▶ **DATASET ENTRIES**:
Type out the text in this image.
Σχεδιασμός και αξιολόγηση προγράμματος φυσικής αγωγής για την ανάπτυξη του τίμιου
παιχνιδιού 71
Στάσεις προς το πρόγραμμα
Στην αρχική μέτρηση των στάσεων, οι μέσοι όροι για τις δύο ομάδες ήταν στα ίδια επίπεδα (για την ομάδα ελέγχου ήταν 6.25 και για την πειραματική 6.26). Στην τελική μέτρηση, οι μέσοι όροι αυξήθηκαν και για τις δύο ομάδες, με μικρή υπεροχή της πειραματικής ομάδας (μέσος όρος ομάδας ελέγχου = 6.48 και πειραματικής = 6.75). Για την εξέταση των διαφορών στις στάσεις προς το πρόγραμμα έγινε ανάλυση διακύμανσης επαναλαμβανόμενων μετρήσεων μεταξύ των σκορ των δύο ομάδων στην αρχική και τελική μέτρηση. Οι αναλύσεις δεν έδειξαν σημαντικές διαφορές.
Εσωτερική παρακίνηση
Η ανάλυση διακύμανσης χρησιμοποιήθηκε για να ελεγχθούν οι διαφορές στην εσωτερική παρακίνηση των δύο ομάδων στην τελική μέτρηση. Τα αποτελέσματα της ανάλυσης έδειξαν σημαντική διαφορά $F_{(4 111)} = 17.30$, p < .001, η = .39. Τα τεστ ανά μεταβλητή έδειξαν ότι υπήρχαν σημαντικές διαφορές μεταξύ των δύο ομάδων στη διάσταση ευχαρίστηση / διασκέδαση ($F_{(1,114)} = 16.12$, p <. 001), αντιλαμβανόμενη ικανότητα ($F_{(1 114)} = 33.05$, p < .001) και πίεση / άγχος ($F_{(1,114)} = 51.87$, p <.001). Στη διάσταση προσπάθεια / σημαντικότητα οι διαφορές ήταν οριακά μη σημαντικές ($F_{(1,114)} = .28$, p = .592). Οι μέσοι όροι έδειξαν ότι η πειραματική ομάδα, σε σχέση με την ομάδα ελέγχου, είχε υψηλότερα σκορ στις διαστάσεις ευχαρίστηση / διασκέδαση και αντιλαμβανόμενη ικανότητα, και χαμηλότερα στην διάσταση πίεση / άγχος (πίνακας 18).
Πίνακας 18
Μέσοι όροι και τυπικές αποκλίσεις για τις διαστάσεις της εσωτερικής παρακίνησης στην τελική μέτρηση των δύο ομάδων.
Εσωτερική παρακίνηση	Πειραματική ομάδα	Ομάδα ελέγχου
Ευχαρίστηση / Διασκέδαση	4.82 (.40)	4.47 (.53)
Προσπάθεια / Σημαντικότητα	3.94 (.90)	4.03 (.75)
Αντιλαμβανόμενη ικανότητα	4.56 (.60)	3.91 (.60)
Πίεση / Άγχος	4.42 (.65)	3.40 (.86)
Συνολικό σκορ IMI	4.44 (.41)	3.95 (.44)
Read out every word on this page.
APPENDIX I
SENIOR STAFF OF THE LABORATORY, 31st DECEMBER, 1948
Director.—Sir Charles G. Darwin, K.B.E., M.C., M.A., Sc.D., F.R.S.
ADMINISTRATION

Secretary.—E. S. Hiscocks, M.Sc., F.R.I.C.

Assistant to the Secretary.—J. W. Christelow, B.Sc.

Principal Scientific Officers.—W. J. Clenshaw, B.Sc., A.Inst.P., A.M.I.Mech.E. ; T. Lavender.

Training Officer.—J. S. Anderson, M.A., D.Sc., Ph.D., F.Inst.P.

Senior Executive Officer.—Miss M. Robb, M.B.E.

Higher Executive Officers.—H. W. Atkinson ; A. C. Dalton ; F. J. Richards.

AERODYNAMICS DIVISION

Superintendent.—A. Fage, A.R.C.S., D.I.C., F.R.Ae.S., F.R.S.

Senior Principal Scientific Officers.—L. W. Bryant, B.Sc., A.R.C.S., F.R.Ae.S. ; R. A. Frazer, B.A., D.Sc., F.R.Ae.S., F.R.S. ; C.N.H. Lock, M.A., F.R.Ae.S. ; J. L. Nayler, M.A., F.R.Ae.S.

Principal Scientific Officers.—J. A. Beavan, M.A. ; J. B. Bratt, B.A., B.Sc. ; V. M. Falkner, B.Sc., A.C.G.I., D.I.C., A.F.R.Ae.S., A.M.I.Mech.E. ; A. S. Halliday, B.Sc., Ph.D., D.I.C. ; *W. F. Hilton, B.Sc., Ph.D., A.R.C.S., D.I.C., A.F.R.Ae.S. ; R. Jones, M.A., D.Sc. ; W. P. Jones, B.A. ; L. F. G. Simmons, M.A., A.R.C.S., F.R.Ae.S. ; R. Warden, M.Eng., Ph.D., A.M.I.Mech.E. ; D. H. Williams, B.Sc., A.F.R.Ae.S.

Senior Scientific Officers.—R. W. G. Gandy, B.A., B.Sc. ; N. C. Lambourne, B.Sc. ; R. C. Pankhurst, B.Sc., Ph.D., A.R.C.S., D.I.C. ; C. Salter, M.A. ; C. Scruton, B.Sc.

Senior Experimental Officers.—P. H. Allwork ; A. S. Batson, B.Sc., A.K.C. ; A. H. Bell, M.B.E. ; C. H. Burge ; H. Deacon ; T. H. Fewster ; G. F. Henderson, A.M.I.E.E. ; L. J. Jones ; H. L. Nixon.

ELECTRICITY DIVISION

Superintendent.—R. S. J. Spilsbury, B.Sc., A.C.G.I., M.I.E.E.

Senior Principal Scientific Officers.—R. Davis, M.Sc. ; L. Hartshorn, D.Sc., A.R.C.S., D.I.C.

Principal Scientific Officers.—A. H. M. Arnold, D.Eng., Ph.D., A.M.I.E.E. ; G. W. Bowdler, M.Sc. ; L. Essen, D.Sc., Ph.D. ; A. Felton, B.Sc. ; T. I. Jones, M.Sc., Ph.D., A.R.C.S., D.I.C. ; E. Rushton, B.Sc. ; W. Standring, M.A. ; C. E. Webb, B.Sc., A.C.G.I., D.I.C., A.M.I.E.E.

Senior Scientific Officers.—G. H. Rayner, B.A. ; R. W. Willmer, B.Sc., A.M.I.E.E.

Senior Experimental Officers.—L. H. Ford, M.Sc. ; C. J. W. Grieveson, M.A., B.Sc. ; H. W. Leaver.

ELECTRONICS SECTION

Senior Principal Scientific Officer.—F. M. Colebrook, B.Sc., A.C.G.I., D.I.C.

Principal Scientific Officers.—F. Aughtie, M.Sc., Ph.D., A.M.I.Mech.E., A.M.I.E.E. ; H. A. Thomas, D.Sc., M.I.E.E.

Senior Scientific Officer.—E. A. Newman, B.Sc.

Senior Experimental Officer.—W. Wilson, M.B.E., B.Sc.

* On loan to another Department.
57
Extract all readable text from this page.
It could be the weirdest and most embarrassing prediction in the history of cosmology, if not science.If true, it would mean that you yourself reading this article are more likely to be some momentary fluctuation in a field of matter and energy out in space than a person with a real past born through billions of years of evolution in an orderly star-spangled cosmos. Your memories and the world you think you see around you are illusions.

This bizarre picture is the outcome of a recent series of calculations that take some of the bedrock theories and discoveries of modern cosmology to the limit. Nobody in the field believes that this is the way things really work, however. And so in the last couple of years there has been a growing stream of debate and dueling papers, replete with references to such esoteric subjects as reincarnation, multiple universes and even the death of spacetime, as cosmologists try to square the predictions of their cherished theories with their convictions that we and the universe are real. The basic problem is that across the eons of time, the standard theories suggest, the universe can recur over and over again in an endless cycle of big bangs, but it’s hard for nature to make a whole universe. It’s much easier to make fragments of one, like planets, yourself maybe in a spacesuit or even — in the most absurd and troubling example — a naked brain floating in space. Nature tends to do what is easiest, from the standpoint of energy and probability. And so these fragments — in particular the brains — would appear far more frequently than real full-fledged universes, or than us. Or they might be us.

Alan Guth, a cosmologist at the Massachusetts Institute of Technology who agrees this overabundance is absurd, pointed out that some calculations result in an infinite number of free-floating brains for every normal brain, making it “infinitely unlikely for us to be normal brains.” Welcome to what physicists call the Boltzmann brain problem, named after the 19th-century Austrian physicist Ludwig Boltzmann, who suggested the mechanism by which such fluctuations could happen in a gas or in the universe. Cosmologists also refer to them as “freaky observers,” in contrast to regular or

▶ **YOUR GOAL**: Show the lines of the data that hold the word "every".

▶ **SOLUTION TO THIS PROBLEM**:
Read out every word on this page.
Alan Guth, a cosmologist at the Massachusetts Institute of Technology who agrees this overabundance is absurd, pointed out that some calculations result in an infinite number of free-floating brains for every normal brain, making it “infinitely unlikely for us to be normal brains.” Welcome to what physicists call the Boltzmann brain problem, named after the 19th-century Austrian physicist Ludwig Boltzmann, who suggested the mechanism by which such fluctuations could happen in a gas or in the universe. Cosmologists also refer to them as “freaky observers,” in contrast to regular or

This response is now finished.